Listed below are entries; give the number of lines among them that include "vegetables", and only that number.
==*==
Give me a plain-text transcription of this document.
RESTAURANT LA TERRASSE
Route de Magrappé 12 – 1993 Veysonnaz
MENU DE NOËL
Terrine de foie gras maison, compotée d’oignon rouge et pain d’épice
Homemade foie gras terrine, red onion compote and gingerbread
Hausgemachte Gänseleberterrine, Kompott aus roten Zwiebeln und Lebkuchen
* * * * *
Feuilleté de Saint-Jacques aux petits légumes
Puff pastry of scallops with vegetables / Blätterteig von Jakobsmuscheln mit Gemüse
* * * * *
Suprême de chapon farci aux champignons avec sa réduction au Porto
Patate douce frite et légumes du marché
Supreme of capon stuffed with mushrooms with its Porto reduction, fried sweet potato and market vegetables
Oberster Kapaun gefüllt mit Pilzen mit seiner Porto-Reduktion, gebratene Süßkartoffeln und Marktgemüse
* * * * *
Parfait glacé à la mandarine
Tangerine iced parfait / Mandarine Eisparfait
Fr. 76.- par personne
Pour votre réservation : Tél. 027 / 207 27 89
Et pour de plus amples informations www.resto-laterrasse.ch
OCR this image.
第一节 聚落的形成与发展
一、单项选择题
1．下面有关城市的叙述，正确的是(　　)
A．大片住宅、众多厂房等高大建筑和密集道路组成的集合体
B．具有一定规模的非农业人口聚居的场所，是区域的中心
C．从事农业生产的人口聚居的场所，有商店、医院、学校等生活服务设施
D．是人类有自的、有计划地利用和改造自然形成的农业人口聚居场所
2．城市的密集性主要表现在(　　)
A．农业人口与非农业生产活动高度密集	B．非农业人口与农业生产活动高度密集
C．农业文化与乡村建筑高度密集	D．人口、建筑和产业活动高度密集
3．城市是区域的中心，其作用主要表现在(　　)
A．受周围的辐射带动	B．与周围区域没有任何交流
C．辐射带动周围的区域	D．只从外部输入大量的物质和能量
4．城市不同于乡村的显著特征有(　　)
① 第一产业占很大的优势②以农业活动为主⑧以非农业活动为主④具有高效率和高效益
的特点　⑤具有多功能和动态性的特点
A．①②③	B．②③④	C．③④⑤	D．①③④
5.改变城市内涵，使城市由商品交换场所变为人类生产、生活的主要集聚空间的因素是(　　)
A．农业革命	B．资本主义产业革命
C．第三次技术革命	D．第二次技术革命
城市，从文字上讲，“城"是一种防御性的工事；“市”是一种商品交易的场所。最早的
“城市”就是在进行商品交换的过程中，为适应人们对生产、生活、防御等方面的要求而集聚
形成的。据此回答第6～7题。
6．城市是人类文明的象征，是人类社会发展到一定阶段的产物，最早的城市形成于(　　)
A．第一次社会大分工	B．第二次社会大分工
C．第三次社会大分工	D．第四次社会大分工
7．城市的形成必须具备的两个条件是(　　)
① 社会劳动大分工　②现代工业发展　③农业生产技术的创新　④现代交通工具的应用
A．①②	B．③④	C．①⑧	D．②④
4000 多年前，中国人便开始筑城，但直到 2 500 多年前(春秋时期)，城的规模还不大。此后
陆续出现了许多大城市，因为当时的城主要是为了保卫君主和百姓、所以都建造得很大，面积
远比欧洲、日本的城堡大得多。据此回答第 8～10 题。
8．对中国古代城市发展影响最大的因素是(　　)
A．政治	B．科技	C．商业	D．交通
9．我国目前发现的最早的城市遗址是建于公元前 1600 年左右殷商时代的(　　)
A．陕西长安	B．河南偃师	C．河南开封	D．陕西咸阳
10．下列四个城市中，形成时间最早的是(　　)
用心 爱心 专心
==*==
* **Response to the exercise**:
2